**EXERCISE AIM:**
Pick out every line of the entries below where "pursuant" occurs, and copy those lines.

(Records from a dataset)
----------

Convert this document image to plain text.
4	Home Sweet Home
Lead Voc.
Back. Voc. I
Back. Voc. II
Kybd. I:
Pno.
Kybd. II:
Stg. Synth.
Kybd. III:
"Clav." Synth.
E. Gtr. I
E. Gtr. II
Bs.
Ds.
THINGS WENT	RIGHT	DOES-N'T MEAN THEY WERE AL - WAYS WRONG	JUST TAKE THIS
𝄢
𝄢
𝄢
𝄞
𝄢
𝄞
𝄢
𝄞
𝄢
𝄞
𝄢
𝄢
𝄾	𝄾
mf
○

----------

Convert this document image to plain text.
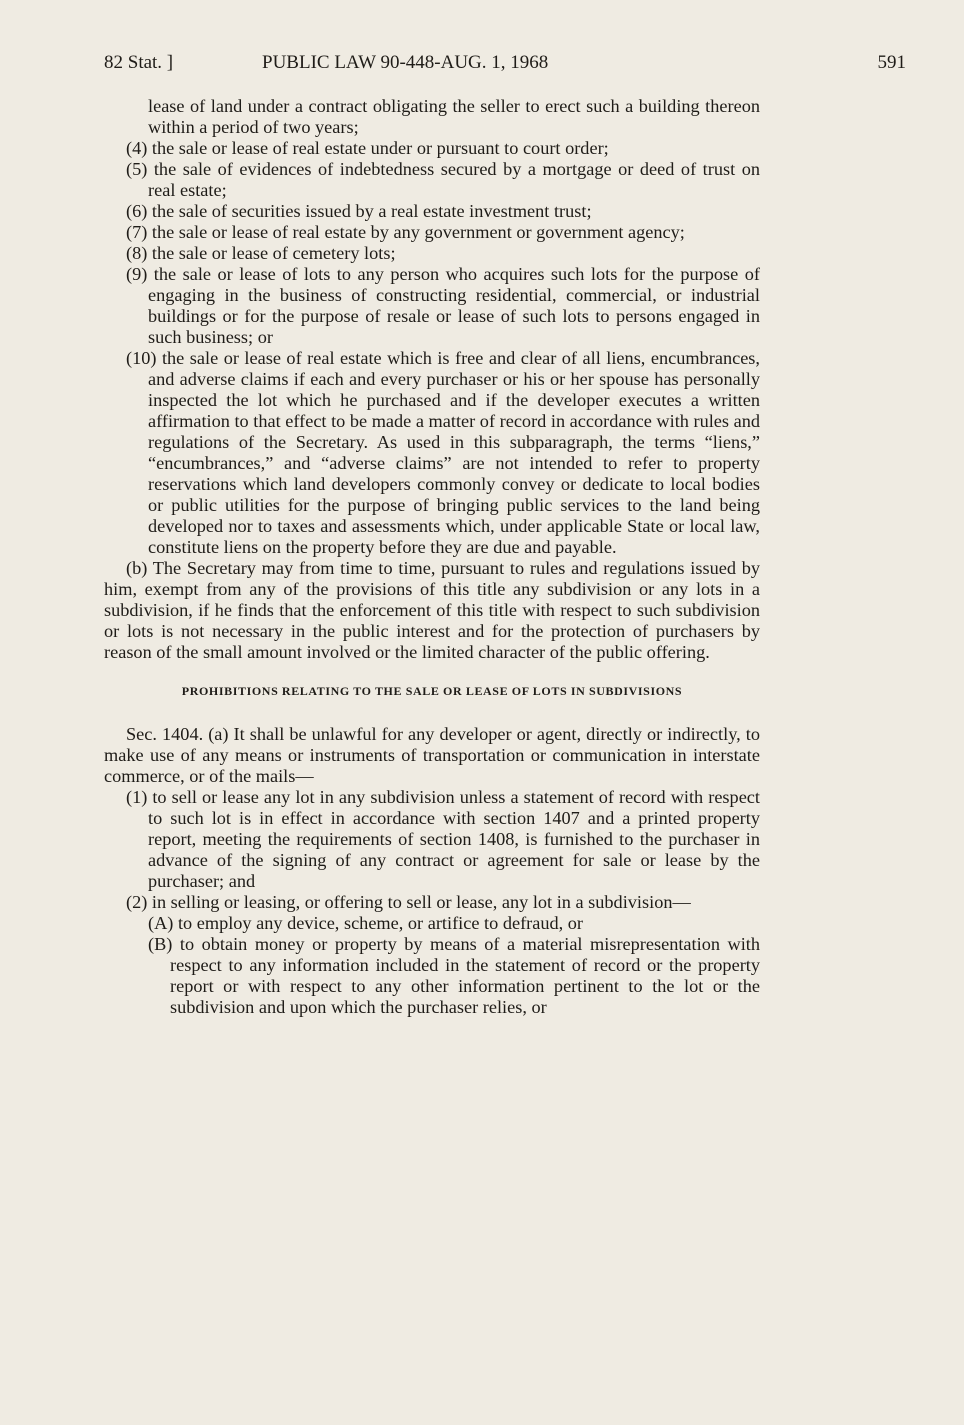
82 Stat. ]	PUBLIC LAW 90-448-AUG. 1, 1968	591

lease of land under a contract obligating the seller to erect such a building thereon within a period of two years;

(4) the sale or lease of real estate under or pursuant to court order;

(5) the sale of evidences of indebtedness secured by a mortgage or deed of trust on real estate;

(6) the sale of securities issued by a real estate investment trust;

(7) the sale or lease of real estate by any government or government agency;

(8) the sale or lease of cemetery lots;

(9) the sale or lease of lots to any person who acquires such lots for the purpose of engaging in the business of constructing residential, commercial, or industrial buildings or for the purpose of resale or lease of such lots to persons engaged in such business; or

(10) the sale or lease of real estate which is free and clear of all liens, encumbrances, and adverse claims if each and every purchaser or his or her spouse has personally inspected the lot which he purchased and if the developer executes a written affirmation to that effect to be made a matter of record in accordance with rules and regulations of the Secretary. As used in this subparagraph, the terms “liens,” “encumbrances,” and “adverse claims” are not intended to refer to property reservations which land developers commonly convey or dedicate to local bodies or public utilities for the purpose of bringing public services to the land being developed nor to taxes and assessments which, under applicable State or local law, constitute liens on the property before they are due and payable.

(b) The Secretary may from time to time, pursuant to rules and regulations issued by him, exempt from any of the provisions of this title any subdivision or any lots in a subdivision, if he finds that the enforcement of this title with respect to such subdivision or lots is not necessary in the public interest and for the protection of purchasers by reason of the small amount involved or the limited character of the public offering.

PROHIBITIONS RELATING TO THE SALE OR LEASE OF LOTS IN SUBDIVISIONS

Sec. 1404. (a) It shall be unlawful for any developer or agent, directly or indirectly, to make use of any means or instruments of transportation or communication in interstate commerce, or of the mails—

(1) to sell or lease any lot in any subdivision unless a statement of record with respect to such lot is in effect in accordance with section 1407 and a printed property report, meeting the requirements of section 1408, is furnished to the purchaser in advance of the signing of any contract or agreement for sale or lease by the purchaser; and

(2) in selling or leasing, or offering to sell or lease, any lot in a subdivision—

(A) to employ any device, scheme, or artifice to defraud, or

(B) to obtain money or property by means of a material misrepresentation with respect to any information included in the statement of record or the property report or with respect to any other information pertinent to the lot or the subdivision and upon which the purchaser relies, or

----------

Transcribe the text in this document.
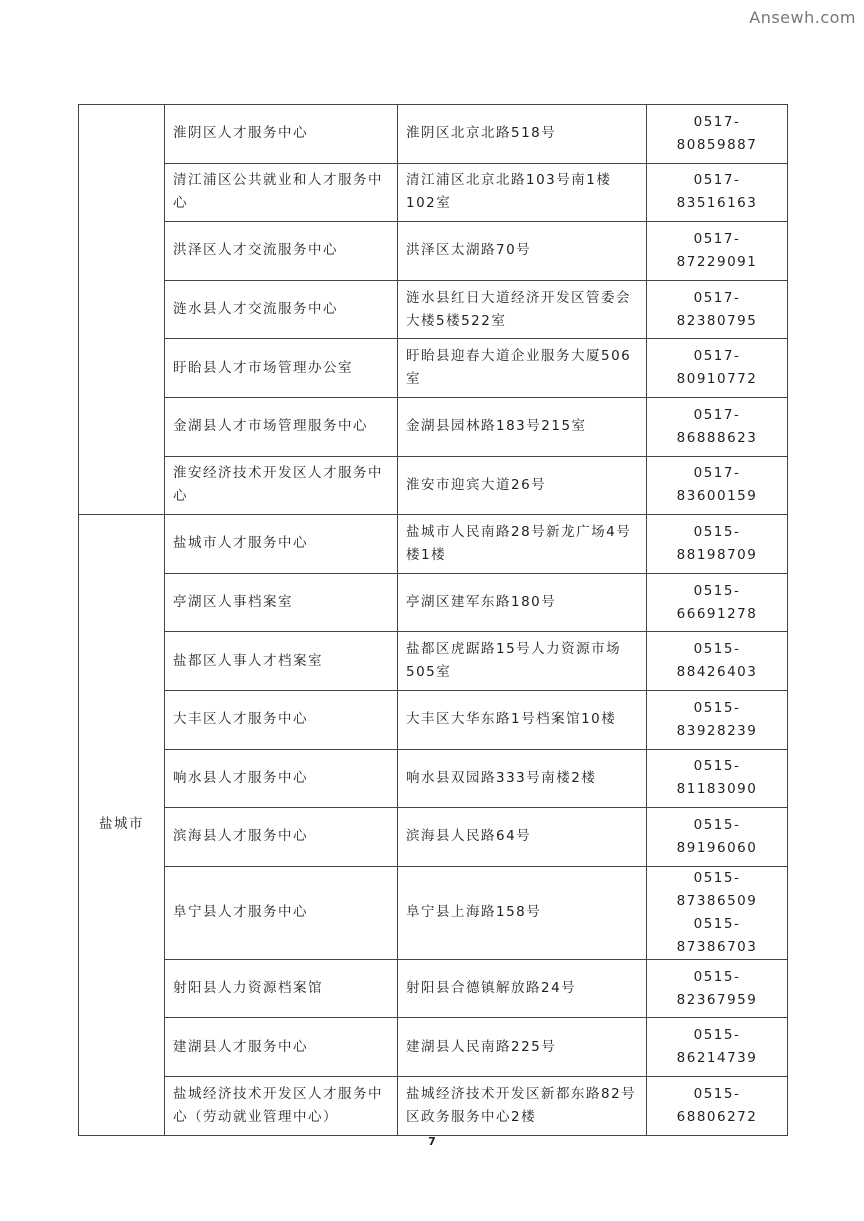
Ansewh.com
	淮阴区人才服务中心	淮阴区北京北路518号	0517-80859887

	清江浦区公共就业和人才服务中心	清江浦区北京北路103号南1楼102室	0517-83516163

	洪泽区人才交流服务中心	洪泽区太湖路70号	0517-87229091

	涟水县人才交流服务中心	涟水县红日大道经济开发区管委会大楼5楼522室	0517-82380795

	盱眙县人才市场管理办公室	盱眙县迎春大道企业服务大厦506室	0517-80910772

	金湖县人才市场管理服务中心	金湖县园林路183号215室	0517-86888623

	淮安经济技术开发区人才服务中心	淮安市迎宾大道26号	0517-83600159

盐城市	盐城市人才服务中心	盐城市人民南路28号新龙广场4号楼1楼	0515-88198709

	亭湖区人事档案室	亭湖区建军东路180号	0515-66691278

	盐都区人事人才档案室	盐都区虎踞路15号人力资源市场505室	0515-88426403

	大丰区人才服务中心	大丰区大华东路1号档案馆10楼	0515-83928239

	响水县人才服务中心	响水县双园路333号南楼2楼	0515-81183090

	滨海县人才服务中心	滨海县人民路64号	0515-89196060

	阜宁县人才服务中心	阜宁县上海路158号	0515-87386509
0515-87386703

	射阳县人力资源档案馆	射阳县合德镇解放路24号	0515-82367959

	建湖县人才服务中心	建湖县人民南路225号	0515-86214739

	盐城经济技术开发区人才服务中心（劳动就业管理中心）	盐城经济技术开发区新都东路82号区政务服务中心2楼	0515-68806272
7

----------

**COMPLETE OUTPUT:**
(4) the sale or lease of real estate under or pursuant to court order;
(b) The Secretary may from time to time, pursuant to rules and regulations issued by him, exempt from any of the provisions of this title any subdivision or any lots in a subdivision, if he finds that the enforcement of this title with respect to such subdivision or lots is not necessary in the public interest and for the protection of purchasers by reason of the small amount involved or the limited character of the public offering.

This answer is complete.